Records
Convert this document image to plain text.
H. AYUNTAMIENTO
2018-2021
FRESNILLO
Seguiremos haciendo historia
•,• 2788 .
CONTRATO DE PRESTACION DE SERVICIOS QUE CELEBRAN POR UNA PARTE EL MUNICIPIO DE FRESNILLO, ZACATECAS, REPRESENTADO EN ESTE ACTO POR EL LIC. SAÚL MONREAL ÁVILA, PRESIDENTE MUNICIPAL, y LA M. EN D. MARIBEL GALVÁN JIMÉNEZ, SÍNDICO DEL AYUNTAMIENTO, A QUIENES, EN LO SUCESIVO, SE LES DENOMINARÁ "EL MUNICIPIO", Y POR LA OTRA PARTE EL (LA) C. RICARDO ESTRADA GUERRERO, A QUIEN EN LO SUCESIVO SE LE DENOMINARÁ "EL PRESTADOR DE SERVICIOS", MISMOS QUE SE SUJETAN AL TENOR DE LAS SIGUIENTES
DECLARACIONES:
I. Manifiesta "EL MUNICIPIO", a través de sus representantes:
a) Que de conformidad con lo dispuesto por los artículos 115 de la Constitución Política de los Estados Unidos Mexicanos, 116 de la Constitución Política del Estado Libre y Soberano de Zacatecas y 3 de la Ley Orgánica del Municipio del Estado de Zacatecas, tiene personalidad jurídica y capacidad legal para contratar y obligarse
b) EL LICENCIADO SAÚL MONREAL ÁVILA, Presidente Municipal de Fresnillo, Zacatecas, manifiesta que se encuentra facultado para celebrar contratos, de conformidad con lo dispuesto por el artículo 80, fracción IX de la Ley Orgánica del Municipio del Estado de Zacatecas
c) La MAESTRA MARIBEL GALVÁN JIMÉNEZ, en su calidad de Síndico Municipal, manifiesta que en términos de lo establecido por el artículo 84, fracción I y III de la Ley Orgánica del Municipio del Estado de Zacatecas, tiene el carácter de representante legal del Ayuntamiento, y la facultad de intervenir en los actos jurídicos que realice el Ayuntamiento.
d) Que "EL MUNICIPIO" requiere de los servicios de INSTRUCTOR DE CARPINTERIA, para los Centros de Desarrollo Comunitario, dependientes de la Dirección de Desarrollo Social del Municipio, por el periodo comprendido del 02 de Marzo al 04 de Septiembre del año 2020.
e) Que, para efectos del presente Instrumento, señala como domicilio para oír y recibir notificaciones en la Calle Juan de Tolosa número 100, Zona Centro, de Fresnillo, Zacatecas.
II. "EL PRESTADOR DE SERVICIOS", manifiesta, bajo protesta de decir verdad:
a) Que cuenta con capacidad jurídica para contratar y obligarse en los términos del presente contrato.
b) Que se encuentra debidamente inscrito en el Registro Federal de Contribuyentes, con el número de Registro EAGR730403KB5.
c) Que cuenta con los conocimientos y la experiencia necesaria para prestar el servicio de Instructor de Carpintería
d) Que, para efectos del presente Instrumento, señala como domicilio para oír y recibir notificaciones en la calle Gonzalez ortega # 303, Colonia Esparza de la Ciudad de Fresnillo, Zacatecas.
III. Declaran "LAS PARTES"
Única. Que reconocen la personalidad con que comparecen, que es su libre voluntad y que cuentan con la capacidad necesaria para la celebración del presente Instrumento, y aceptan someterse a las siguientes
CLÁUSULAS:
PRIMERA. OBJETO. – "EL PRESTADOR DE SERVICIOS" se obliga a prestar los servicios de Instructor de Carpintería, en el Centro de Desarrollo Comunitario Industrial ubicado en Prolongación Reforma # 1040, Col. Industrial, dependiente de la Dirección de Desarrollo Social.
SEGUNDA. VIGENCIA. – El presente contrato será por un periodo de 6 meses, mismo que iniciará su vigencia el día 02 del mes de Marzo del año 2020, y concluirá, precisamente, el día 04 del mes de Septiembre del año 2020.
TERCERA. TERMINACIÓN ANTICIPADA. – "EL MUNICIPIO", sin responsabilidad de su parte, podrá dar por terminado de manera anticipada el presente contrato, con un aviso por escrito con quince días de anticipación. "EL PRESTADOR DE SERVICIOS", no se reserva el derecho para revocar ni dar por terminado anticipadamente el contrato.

==

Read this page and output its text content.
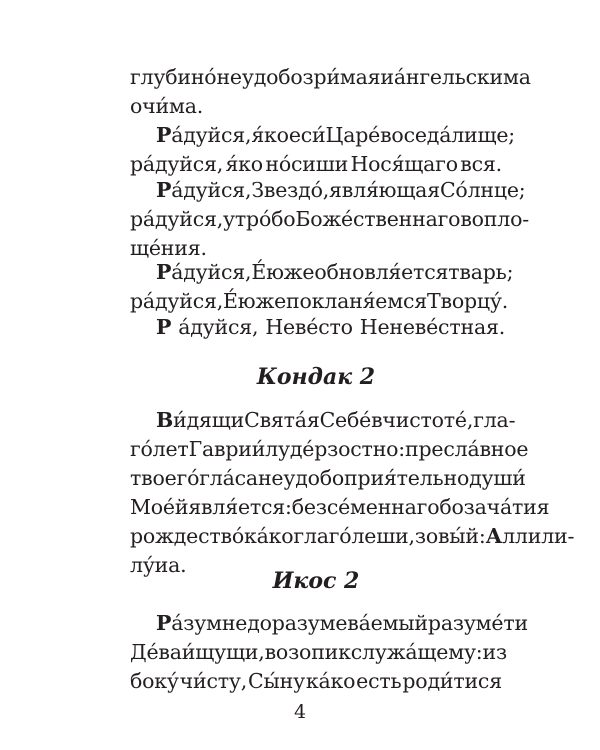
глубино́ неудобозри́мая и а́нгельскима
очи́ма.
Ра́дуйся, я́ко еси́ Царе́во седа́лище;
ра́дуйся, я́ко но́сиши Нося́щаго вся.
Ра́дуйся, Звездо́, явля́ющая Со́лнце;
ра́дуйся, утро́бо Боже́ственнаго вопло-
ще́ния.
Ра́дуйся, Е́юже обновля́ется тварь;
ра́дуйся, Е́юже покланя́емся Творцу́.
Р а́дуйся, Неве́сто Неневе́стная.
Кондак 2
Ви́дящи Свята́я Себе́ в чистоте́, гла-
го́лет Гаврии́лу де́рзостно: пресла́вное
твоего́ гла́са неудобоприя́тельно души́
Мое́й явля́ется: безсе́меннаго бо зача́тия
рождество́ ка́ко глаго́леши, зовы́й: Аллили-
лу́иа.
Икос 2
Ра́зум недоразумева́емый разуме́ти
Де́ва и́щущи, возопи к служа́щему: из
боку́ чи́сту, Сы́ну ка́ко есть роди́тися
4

---

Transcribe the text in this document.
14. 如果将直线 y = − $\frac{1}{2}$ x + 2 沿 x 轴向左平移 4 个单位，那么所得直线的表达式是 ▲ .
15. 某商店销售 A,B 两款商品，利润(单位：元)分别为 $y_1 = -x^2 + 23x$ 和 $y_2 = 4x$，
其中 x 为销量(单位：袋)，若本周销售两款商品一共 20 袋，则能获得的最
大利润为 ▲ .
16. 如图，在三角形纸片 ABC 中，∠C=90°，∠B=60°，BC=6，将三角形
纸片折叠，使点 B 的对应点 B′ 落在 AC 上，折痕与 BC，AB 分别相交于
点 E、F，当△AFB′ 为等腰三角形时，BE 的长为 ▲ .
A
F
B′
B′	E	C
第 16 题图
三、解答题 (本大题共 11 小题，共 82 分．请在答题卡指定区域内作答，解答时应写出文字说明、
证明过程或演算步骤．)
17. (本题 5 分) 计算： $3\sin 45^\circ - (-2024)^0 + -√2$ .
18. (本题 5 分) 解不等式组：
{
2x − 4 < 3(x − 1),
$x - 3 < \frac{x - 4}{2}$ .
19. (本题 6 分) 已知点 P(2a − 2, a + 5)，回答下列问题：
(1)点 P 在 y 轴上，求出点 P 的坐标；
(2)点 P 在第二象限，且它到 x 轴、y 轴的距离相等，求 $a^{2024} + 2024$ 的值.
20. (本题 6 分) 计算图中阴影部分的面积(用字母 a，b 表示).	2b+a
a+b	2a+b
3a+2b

Problem description
In the listing, find all lines with the string "necesaria" and copy them.

Result
c) Que cuenta con los conocimientos y la experiencia necesaria para prestar el servicio de Instructor de Carpintería
Única. Que reconocen la personalidad con que comparecen, que es su libre voluntad y que cuentan con la capacidad necesaria para la celebración del presente Instrumento, y aceptan someterse a las siguientes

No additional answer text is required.